▸ OBJECTIVE: Please transcribe the records precisely; pictures stay out of your copy.

--- begin ---

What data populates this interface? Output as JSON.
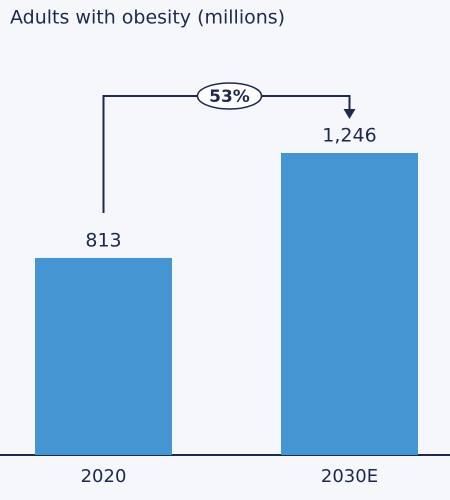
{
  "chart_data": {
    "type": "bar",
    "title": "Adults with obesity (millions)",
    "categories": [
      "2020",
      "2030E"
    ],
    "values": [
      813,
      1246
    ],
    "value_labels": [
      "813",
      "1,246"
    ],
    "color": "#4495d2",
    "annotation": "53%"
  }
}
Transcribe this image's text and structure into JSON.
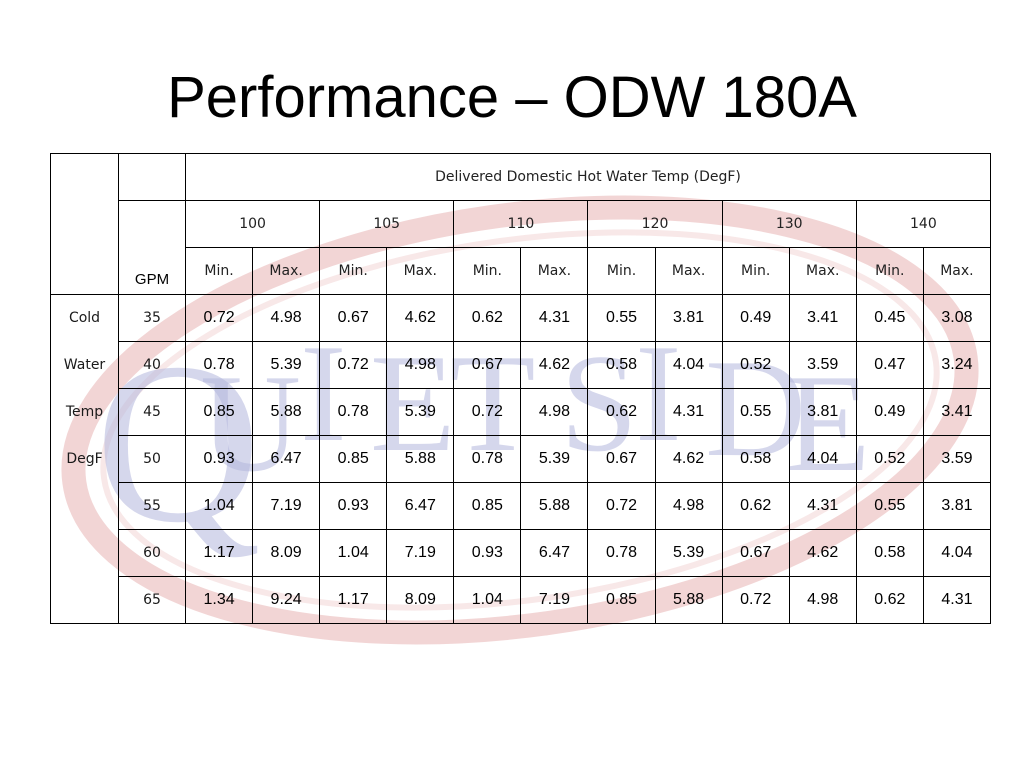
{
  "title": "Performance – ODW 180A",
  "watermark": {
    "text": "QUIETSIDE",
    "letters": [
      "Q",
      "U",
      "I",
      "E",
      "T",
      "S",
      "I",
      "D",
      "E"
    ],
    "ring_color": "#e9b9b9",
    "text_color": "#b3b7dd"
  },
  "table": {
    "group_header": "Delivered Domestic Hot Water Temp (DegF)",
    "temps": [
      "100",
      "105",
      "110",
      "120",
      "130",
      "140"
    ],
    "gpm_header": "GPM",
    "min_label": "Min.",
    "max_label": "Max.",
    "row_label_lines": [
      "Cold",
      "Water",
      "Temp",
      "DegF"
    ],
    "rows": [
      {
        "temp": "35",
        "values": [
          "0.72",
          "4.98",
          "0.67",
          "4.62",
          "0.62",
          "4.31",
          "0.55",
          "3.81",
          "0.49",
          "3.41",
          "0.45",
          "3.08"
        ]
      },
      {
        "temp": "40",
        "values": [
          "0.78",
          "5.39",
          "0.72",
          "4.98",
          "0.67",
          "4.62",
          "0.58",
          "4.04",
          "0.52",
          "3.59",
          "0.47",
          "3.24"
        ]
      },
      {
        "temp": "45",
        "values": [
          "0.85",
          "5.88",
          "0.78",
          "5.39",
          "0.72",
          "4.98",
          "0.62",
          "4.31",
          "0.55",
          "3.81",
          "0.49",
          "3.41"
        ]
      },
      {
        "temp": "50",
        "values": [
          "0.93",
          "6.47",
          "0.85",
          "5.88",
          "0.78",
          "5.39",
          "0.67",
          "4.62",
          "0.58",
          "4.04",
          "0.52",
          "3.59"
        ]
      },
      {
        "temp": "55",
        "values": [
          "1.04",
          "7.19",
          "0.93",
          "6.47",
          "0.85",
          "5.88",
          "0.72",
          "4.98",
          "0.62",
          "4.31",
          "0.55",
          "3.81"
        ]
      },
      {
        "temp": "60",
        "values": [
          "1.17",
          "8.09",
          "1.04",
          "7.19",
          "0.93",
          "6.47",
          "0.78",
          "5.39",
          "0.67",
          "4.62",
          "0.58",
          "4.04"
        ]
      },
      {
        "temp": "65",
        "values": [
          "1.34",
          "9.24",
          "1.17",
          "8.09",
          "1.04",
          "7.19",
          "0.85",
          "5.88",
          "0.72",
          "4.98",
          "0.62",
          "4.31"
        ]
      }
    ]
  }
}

--- end ---

▸ COMPLETED TASK:
What data populates this interface? Output as JSON.
{
  "chart_data": {
    "type": "bar",
    "title": "Adults with obesity (millions)",
    "categories": [
      "2020",
      "2030E"
    ],
    "values": [
      813,
      1246
    ],
    "value_labels": [
      "813",
      "1,246"
    ],
    "color": "#4495d2",
    "annotation": "53%"
  }
}
Transcribe this image's text and structure into JSON.
{
  "title": "Performance – ODW 180A",
  "watermark": {
    "text": "QUIETSIDE",
    "letters": [
      "Q",
      "U",
      "I",
      "E",
      "T",
      "S",
      "I",
      "D",
      "E"
    ],
    "ring_color": "#e9b9b9",
    "text_color": "#b3b7dd"
  },
  "table": {
    "group_header": "Delivered Domestic Hot Water Temp (DegF)",
    "temps": [
      "100",
      "105",
      "110",
      "120",
      "130",
      "140"
    ],
    "gpm_header": "GPM",
    "min_label": "Min.",
    "max_label": "Max.",
    "row_label_lines": [
      "Cold",
      "Water",
      "Temp",
      "DegF"
    ],
    "rows": [
      {
        "temp": "35",
        "values": [
          "0.72",
          "4.98",
          "0.67",
          "4.62",
          "0.62",
          "4.31",
          "0.55",
          "3.81",
          "0.49",
          "3.41",
          "0.45",
          "3.08"
        ]
      },
      {
        "temp": "40",
        "values": [
          "0.78",
          "5.39",
          "0.72",
          "4.98",
          "0.67",
          "4.62",
          "0.58",
          "4.04",
          "0.52",
          "3.59",
          "0.47",
          "3.24"
        ]
      },
      {
        "temp": "45",
        "values": [
          "0.85",
          "5.88",
          "0.78",
          "5.39",
          "0.72",
          "4.98",
          "0.62",
          "4.31",
          "0.55",
          "3.81",
          "0.49",
          "3.41"
        ]
      },
      {
        "temp": "50",
        "values": [
          "0.93",
          "6.47",
          "0.85",
          "5.88",
          "0.78",
          "5.39",
          "0.67",
          "4.62",
          "0.58",
          "4.04",
          "0.52",
          "3.59"
        ]
      },
      {
        "temp": "55",
        "values": [
          "1.04",
          "7.19",
          "0.93",
          "6.47",
          "0.85",
          "5.88",
          "0.72",
          "4.98",
          "0.62",
          "4.31",
          "0.55",
          "3.81"
        ]
      },
      {
        "temp": "60",
        "values": [
          "1.17",
          "8.09",
          "1.04",
          "7.19",
          "0.93",
          "6.47",
          "0.78",
          "5.39",
          "0.67",
          "4.62",
          "0.58",
          "4.04"
        ]
      },
      {
        "temp": "65",
        "values": [
          "1.34",
          "9.24",
          "1.17",
          "8.09",
          "1.04",
          "7.19",
          "0.85",
          "5.88",
          "0.72",
          "4.98",
          "0.62",
          "4.31"
        ]
      }
    ]
  }
}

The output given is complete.